◆ **КОРОТКОЕ ЗАДАНИЕ 1**
Перепишите слово в слово часть воспоминаний о Викторе Пеленягрэ от слов «С Виктором Пеленягрэ» до слов «серьезней, уверяю вас!» включительно.
====== ФРАГМЕНТ ТЕКСТА ======
Сергей Грачев о Викторе Пеленягрэ

Сергей Грачев о Викторе Пеленягрэ

На фото В. Пеленягрэ, 2011

С Виктором Пеленягрэ я знаком еще с Литинститута, учились на одном курсе, ездили в составе творческих агитбригад по стране. И уже в те 80-е годы мы, его сокурсники, знали, что он станет знаменитым. Есть такие люди, у которых на лбу написано: "знаменитость".

Студенты звали Виктора то "Пеликаном", то "Пеленегрой", но он не обижался. А вот когда я вел конферанс на встречах и говорил: "Теперь перед вами выступит молдавский поэт Пеленягрэ", он всегда меня с укоризной в голосе поправлял: "Я поэт российский". Одевался он несколько необычно: черное кожаное, почти гестаповское пальто, широкополая шляпа. Строители домны на Череповецком металлургическом комбинате, где мы были в командировке от Литфонда, Виктору дали прозвище "Челентано". Но Пеленягрэ - это вам не Челентано, это явление гораздо серьезней, уверяю вас!

Родился он в 1959 году в Молдавии. Окончил СГПТУ № 68 Москвы по специальности каменщик-монтажник, Калужский педагогический институт и Литературный институт имени М. Горького. Не знаю, какой он был педагог, но однажды пылкий и громогласный Витя заявил, что во все времена классики ( а , следовательно, их персонажи) обожали поесть и "настоящий художник может позволить себе роскошь умереть лишь в трех случаях: от обжорства, как баснописец Крылов, объевшись блинами; на ложе любви, где закончил свой век живописец Рафаэль, и от гомерического хохота, подобно стихотворцу Пьетро Аретино". Пеленягрэ всегда оригинал, но, впрочем, одна из почитательниц Витиных талантов заметила в своих воспоминаниях: "Даже Пеленягрэ случалось пускать в ход заезженные пластинки. В любви же архикардинал без конца повторялся. "Хотите, я покажу вам коллекцию марок",- говорил он очередной поклоннице, с легкостью увлекая несчастную на путь порока. Как филателист поэт был просто бесподобен".
====== ИСХОДНЫЕ ДАННЫЕ ======
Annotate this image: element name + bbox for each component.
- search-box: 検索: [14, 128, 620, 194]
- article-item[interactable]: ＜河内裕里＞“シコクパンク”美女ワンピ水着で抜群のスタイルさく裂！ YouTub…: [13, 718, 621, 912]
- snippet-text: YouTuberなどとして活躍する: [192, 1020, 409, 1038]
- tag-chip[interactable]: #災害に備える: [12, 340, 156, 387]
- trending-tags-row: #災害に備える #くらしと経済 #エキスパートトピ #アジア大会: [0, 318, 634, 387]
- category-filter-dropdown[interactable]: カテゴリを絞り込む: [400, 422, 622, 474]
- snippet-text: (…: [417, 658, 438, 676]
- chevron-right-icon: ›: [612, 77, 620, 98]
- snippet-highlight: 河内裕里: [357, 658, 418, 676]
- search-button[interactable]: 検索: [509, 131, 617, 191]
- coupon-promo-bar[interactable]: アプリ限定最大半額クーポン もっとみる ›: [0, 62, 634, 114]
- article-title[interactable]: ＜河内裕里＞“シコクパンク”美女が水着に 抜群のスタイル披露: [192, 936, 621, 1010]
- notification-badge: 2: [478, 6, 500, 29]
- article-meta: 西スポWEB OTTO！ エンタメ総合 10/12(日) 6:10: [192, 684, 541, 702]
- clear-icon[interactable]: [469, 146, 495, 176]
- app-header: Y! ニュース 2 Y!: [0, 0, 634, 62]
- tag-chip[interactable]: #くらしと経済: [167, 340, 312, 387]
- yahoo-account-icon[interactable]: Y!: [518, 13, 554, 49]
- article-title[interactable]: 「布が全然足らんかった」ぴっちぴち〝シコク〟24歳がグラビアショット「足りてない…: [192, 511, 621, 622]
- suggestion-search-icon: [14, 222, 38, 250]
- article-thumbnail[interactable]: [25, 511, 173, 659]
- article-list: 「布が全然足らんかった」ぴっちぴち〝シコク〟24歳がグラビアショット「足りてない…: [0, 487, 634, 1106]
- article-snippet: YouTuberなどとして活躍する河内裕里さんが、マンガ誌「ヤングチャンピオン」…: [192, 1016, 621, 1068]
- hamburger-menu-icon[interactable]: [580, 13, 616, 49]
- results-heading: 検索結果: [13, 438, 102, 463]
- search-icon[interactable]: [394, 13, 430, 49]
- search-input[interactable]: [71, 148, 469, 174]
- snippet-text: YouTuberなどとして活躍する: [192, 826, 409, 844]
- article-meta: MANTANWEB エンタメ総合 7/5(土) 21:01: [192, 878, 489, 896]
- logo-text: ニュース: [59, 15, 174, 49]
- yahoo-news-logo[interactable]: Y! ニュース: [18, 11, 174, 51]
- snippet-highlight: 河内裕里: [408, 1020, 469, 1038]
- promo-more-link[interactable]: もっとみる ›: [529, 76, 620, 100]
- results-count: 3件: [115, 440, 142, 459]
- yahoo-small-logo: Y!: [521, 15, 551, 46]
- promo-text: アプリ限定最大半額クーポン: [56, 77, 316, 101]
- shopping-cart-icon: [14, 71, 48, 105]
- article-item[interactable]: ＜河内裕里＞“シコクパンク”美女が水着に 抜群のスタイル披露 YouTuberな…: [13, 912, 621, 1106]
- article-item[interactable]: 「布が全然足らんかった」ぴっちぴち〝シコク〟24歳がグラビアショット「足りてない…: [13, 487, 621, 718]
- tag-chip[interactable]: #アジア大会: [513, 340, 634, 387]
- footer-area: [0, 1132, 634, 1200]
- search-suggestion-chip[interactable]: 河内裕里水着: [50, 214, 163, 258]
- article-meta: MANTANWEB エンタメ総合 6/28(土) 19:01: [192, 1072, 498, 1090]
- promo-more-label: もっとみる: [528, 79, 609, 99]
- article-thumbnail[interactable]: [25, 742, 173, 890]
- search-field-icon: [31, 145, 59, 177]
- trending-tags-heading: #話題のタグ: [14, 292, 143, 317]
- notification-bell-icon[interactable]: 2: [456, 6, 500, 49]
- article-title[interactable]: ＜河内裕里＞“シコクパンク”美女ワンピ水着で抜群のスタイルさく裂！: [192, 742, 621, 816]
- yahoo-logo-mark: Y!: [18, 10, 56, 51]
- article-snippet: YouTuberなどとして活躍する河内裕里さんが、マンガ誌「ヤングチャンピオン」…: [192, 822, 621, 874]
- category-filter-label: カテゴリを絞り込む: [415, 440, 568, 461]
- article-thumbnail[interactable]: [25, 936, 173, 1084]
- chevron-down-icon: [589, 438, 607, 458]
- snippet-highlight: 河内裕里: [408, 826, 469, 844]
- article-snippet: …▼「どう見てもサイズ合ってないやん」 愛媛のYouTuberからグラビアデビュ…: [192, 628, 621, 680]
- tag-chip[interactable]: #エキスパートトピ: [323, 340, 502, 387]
======
====== ИСХОДНЫЕ ДАННЫЕ ======
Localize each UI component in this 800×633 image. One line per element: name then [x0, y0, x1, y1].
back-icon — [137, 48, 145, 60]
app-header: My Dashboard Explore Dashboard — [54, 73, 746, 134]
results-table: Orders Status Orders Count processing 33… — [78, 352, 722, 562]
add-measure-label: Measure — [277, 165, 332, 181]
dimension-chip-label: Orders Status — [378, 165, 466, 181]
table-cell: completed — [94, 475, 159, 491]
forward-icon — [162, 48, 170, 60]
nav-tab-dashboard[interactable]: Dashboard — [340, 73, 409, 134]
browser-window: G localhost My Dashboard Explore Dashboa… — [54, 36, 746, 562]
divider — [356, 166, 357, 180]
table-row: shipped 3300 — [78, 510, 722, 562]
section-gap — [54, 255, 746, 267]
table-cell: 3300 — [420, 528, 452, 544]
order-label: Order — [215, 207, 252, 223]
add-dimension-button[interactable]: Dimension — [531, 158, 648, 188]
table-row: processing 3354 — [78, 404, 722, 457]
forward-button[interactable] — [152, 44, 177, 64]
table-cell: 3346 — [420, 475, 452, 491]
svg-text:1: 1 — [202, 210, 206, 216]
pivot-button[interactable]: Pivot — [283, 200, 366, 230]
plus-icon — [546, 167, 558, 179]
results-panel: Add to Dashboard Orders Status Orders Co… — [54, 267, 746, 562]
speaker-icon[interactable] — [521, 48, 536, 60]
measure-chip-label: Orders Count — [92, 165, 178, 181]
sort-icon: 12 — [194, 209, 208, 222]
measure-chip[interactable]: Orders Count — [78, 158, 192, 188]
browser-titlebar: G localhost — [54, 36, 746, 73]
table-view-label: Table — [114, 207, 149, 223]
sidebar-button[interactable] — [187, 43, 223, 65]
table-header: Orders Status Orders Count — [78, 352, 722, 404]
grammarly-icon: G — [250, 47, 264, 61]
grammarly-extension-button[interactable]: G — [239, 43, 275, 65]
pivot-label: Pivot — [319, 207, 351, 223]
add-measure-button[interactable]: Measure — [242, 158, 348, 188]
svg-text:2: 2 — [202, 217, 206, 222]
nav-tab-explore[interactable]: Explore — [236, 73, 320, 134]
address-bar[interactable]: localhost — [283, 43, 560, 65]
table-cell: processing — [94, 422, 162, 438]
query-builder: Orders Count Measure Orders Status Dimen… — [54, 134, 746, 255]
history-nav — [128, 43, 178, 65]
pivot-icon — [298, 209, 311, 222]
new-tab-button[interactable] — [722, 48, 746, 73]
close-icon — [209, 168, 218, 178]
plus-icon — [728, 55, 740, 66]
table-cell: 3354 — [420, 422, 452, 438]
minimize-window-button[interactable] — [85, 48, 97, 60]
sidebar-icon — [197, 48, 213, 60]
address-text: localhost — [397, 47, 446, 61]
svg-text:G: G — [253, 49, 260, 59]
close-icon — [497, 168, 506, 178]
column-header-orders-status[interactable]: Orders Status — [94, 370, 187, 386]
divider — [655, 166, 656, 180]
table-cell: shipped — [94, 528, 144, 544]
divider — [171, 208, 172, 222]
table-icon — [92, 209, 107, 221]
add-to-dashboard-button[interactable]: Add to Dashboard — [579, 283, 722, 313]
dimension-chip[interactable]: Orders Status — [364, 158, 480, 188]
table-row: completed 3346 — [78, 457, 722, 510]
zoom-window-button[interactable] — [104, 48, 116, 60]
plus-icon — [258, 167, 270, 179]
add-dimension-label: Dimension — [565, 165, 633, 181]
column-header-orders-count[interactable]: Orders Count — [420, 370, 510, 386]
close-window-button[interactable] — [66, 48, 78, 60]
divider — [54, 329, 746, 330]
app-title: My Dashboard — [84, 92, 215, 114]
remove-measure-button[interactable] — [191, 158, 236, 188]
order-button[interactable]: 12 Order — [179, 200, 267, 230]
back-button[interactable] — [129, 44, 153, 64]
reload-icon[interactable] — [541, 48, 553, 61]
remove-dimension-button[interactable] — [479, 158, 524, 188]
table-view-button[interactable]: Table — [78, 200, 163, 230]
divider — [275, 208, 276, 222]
======
====== ИСХОДНЫЕ ДАННЫЕ ======
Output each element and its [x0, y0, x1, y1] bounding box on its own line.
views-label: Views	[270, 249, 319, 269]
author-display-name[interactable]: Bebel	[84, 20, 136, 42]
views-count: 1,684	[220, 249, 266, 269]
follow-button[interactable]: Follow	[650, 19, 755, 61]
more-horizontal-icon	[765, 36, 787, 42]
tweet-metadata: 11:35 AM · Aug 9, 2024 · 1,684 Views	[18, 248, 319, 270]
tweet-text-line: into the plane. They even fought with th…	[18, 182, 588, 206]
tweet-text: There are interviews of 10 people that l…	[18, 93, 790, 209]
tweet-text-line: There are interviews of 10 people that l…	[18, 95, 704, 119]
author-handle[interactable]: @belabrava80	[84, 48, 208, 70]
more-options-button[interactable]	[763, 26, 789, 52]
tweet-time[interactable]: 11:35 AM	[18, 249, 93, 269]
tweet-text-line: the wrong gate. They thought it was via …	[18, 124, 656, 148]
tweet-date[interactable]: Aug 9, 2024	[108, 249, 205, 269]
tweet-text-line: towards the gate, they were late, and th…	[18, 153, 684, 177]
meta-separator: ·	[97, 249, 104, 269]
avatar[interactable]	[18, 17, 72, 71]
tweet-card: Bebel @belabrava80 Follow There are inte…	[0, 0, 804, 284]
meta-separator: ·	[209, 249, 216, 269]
======
◆ **КОРОТКОЕ ЗАДАНИЕ 2**
Процитируйте из записей строки от строки, в которой есть «Output each element», до строки, в которой есть «19, 755, 61]», включительно.

◆ **ОТВЕТ НА ЗАДАНИЕ 1**
С Виктором Пеленягрэ я знаком еще с Литинститута, учились на одном курсе, ездили в составе творческих агитбригад по стране. И уже в те 80-е годы мы, его сокурсники, знали, что он станет знаменитым. Есть такие люди, у которых на лбу написано: "знаменитость".

Студенты звали Виктора то "Пеликаном", то "Пеленегрой", но он не обижался. А вот когда я вел конферанс на встречах и говорил: "Теперь перед вами выступит молдавский поэт Пеленягрэ", он всегда меня с укоризной в голосе поправлял: "Я поэт российский". Одевался он несколько необычно: черное кожаное, почти гестаповское пальто, широкополая шляпа. Строители домны на Череповецком металлургическом комбинате, где мы были в командировке от Литфонда, Виктору дали прозвище "Челентано". Но Пеленягрэ - это вам не Челентано, это явление гораздо серьезней, уверяю вас!

◆ **ОТВЕТ НА ЗАДАНИЕ 2**
Output each element and its [x0, y0, x1, y1] bounding box on its own line.
views-label: Views	[270, 249, 319, 269]
author-display-name[interactable]: Bebel	[84, 20, 136, 42]
views-count: 1,684	[220, 249, 266, 269]
follow-button[interactable]: Follow	[650, 19, 755, 61]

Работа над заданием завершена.